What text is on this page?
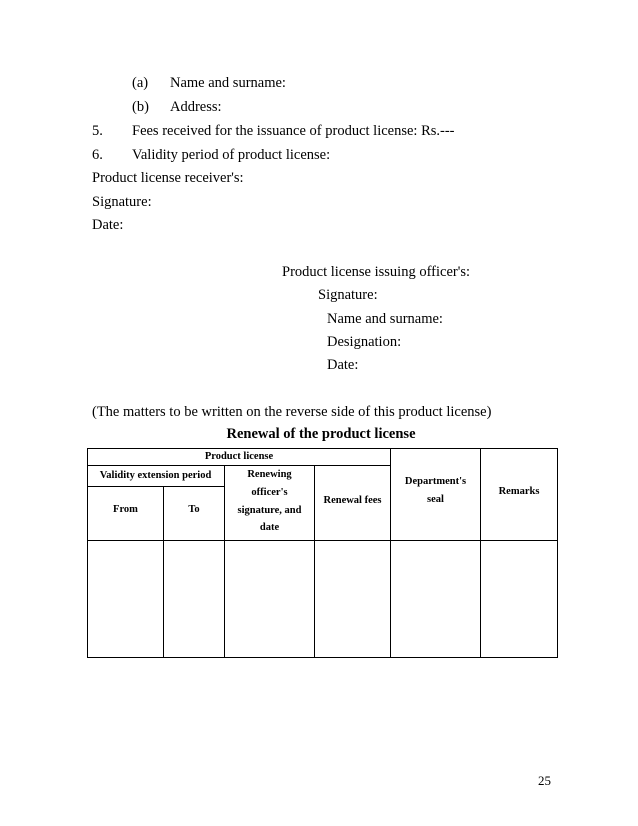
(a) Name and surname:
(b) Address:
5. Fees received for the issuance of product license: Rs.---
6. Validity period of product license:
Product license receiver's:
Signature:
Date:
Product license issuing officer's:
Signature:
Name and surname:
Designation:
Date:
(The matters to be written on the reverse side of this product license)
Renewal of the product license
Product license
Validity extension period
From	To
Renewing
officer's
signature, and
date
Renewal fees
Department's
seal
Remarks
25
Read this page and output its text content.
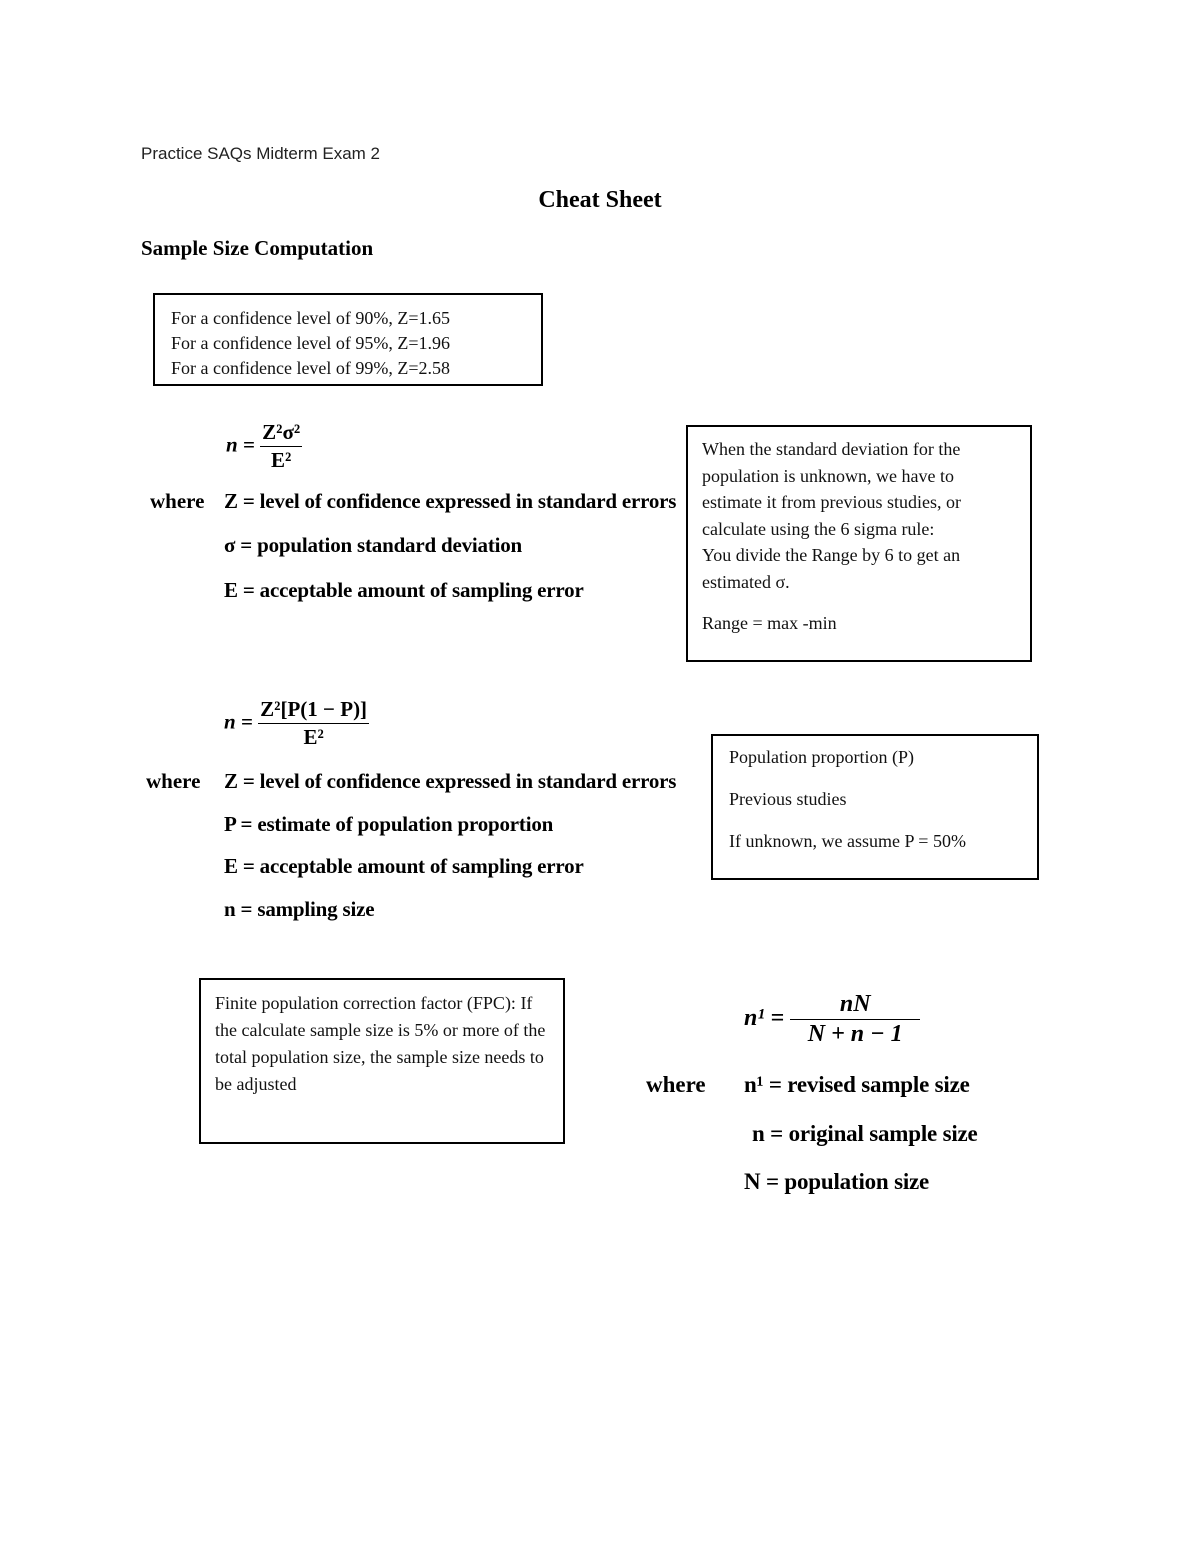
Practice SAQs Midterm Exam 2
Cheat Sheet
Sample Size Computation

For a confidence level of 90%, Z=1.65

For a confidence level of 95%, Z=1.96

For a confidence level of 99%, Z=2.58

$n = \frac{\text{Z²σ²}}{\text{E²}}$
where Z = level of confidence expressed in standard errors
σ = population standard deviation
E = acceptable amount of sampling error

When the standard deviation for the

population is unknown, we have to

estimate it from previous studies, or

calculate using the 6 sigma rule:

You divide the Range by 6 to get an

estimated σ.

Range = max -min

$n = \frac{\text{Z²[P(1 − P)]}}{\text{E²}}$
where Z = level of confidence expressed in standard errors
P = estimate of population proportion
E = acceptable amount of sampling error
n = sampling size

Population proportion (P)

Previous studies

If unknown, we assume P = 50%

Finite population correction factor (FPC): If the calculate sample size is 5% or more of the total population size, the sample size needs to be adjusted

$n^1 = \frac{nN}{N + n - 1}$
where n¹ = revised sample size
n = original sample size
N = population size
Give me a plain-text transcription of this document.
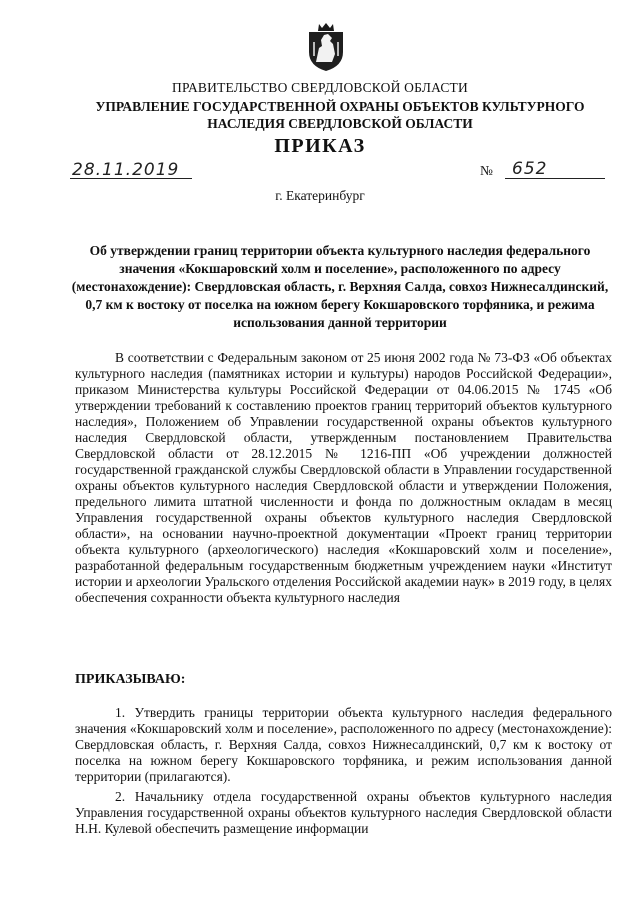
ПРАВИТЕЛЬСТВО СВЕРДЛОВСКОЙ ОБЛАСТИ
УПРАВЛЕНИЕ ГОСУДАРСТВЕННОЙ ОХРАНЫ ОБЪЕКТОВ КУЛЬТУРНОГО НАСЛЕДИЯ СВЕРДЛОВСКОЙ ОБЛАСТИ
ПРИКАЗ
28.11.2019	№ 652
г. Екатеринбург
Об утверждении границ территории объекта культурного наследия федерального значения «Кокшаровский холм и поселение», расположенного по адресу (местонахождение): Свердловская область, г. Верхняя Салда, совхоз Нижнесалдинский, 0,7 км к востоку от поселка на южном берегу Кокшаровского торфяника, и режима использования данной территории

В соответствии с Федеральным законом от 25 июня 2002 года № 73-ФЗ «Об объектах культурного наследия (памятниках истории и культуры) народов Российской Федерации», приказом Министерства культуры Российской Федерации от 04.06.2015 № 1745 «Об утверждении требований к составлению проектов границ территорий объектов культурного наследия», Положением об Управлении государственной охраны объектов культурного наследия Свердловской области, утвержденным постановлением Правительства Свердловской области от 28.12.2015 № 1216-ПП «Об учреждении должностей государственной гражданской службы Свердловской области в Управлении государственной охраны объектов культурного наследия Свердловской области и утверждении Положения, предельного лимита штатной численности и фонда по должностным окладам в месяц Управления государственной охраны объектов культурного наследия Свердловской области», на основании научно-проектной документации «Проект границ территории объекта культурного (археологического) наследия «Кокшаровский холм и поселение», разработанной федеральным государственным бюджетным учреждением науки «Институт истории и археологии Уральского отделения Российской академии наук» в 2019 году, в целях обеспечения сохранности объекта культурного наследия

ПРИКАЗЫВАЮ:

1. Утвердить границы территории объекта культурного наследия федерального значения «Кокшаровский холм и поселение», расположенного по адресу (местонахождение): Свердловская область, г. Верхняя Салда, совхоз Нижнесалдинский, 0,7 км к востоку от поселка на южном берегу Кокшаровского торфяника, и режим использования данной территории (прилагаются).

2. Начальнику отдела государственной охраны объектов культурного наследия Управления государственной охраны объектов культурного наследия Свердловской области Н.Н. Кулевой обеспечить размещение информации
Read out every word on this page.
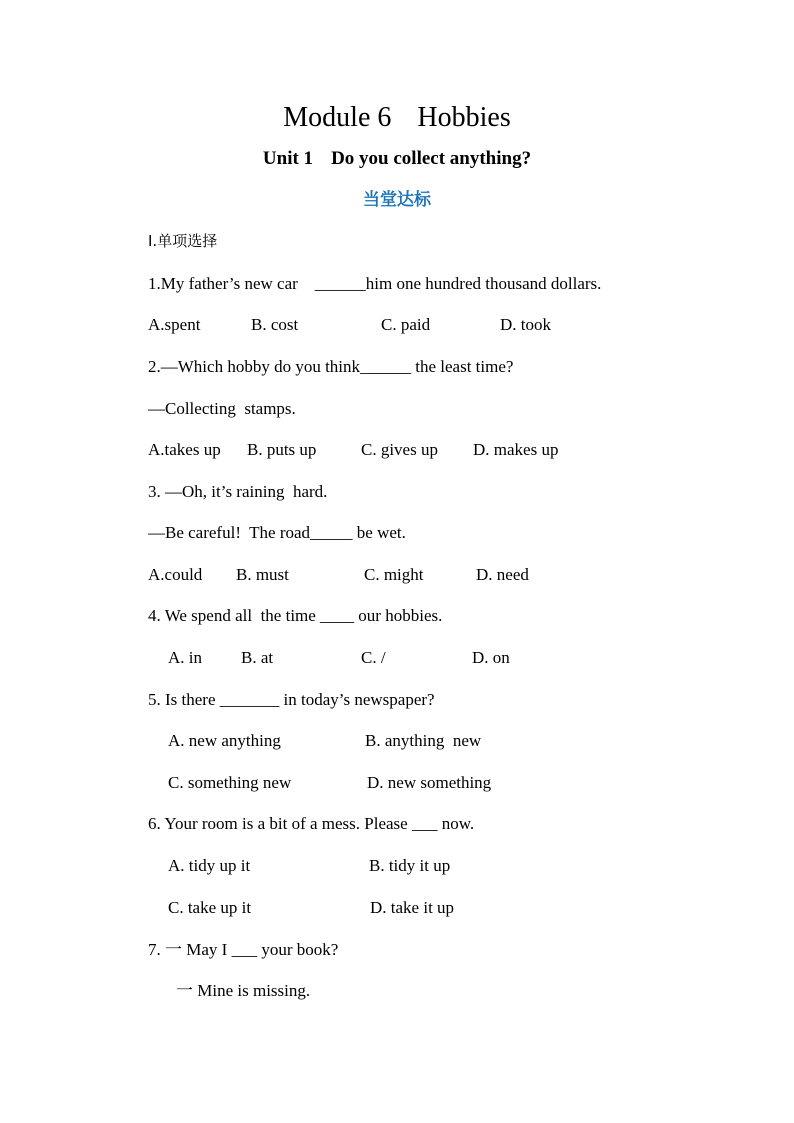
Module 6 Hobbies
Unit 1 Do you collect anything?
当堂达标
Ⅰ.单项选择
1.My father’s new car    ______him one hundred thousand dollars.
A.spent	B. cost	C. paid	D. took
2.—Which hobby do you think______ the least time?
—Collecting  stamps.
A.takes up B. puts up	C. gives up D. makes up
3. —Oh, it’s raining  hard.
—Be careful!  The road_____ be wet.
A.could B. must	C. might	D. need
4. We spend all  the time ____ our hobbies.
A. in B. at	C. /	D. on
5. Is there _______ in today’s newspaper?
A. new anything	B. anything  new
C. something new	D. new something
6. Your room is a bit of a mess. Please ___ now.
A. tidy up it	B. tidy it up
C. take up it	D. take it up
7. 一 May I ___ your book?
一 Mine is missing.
• • • • • • •
Task statement: Leave out the pictures, and give all the records again exactly.

Response to this task:
What text is on this page?
(a) Name and surname:
(b) Address:
5. Fees received for the issuance of product license: Rs.---
6. Validity period of product license:
Product license receiver's:
Signature:
Date:
Product license issuing officer's:
Signature:
Name and surname:
Designation:
Date:
(The matters to be written on the reverse side of this product license)
Renewal of the product license
Product license
Validity extension period
From	To
Renewing
officer's
signature, and
date
Renewal fees
Department's
seal
Remarks
25
Read this page and output its text content.
Practice SAQs Midterm Exam 2
Cheat Sheet
Sample Size Computation

For a confidence level of 90%, Z=1.65

For a confidence level of 95%, Z=1.96

For a confidence level of 99%, Z=2.58

$n = \frac{\text{Z²σ²}}{\text{E²}}$
where Z = level of confidence expressed in standard errors
σ = population standard deviation
E = acceptable amount of sampling error

When the standard deviation for the

population is unknown, we have to

estimate it from previous studies, or

calculate using the 6 sigma rule:

You divide the Range by 6 to get an

estimated σ.

Range = max -min

$n = \frac{\text{Z²[P(1 − P)]}}{\text{E²}}$
where Z = level of confidence expressed in standard errors
P = estimate of population proportion
E = acceptable amount of sampling error
n = sampling size

Population proportion (P)

Previous studies

If unknown, we assume P = 50%

Finite population correction factor (FPC): If the calculate sample size is 5% or more of the total population size, the sample size needs to be adjusted

$n^1 = \frac{nN}{N + n - 1}$
where n¹ = revised sample size
n = original sample size
N = population size
Give me a plain-text transcription of this document.
ПРАВИТЕЛЬСТВО СВЕРДЛОВСКОЙ ОБЛАСТИ
УПРАВЛЕНИЕ ГОСУДАРСТВЕННОЙ ОХРАНЫ ОБЪЕКТОВ КУЛЬТУРНОГО НАСЛЕДИЯ СВЕРДЛОВСКОЙ ОБЛАСТИ
ПРИКАЗ
28.11.2019	№ 652
г. Екатеринбург
Об утверждении границ территории объекта культурного наследия федерального значения «Кокшаровский холм и поселение», расположенного по адресу (местонахождение): Свердловская область, г. Верхняя Салда, совхоз Нижнесалдинский, 0,7 км к востоку от поселка на южном берегу Кокшаровского торфяника, и режима использования данной территории

В соответствии с Федеральным законом от 25 июня 2002 года № 73-ФЗ «Об объектах культурного наследия (памятниках истории и культуры) народов Российской Федерации», приказом Министерства культуры Российской Федерации от 04.06.2015 № 1745 «Об утверждении требований к составлению проектов границ территорий объектов культурного наследия», Положением об Управлении государственной охраны объектов культурного наследия Свердловской области, утвержденным постановлением Правительства Свердловской области от 28.12.2015 № 1216-ПП «Об учреждении должностей государственной гражданской службы Свердловской области в Управлении государственной охраны объектов культурного наследия Свердловской области и утверждении Положения, предельного лимита штатной численности и фонда по должностным окладам в месяц Управления государственной охраны объектов культурного наследия Свердловской области», на основании научно-проектной документации «Проект границ территории объекта культурного (археологического) наследия «Кокшаровский холм и поселение», разработанной федеральным государственным бюджетным учреждением науки «Институт истории и археологии Уральского отделения Российской академии наук» в 2019 году, в целях обеспечения сохранности объекта культурного наследия

ПРИКАЗЫВАЮ:

1. Утвердить границы территории объекта культурного наследия федерального значения «Кокшаровский холм и поселение», расположенного по адресу (местонахождение): Свердловская область, г. Верхняя Салда, совхоз Нижнесалдинский, 0,7 км к востоку от поселка на южном берегу Кокшаровского торфяника, и режим использования данной территории (прилагаются).

2. Начальнику отдела государственной охраны объектов культурного наследия Управления государственной охраны объектов культурного наследия Свердловской области Н.Н. Кулевой обеспечить размещение информации
Read out every word on this page.
Module 6 Hobbies
Unit 1 Do you collect anything?
当堂达标
Ⅰ.单项选择
1.My father’s new car    ______him one hundred thousand dollars.
A.spent	B. cost	C. paid	D. took
2.—Which hobby do you think______ the least time?
—Collecting  stamps.
A.takes up B. puts up	C. gives up D. makes up
3. —Oh, it’s raining  hard.
—Be careful!  The road_____ be wet.
A.could B. must	C. might	D. need
4. We spend all  the time ____ our hobbies.
A. in B. at	C. /	D. on
5. Is there _______ in today’s newspaper?
A. new anything	B. anything  new
C. something new	D. new something
6. Your room is a bit of a mess. Please ___ now.
A. tidy up it	B. tidy it up
C. take up it	D. take it up
7. 一 May I ___ your book?
一 Mine is missing.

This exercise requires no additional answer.